Return each line containing the string "markdown".
* START Records to process *
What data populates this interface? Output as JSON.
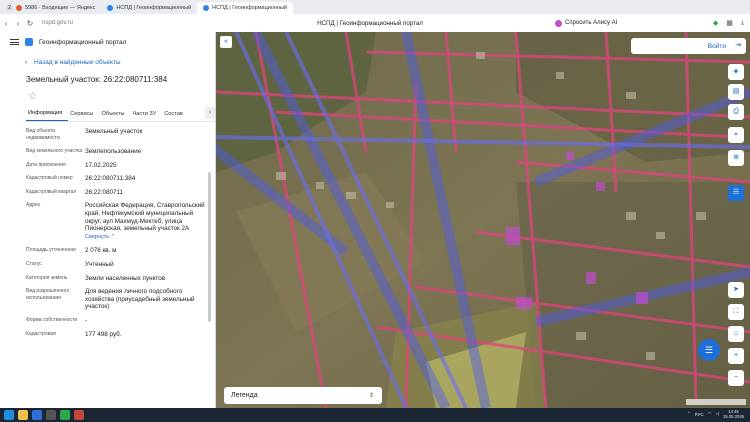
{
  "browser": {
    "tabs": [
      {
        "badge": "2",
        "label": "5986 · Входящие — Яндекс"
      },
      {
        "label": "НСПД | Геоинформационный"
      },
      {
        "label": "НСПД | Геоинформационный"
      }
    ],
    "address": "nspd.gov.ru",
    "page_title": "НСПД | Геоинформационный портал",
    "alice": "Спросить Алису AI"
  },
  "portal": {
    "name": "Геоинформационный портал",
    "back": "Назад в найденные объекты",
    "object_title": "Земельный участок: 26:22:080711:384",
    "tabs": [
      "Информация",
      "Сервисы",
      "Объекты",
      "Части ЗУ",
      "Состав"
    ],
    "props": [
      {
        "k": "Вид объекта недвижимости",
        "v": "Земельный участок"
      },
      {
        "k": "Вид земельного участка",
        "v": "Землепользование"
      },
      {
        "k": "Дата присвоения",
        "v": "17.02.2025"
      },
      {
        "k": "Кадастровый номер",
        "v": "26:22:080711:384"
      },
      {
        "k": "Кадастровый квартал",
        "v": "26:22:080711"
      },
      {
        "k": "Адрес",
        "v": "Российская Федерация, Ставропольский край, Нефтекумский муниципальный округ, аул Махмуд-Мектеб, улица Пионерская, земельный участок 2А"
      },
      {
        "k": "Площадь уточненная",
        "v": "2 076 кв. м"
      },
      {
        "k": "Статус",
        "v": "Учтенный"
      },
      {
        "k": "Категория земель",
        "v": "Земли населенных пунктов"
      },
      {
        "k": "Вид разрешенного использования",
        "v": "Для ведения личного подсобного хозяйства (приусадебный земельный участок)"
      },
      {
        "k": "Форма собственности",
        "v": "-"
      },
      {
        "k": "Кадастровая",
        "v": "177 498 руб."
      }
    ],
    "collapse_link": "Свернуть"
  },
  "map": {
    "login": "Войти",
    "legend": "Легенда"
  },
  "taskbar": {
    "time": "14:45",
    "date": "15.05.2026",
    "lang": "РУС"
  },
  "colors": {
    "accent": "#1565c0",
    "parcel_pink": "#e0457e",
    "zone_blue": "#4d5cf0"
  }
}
* END Records to process *
* START Records to process *
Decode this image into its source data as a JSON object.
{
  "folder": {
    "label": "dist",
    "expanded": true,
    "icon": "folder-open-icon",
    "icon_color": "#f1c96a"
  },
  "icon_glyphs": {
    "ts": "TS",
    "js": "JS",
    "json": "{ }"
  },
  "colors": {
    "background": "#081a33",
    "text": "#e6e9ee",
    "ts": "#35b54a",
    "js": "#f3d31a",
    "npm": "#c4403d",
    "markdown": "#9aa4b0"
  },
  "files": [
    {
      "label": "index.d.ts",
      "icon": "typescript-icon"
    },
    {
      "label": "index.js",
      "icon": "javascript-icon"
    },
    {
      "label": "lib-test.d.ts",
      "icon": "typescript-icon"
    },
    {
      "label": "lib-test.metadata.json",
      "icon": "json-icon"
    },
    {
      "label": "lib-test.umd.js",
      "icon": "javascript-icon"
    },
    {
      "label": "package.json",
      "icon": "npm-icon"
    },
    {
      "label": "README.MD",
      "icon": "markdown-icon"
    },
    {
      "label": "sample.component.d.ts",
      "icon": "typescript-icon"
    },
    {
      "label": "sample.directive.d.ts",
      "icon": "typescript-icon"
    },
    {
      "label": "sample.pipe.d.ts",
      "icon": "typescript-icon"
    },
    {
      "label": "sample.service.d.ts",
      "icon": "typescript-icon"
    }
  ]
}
* END Records to process *
| Response |
    "markdown": "#9aa4b0"
      "icon": "markdown-icon"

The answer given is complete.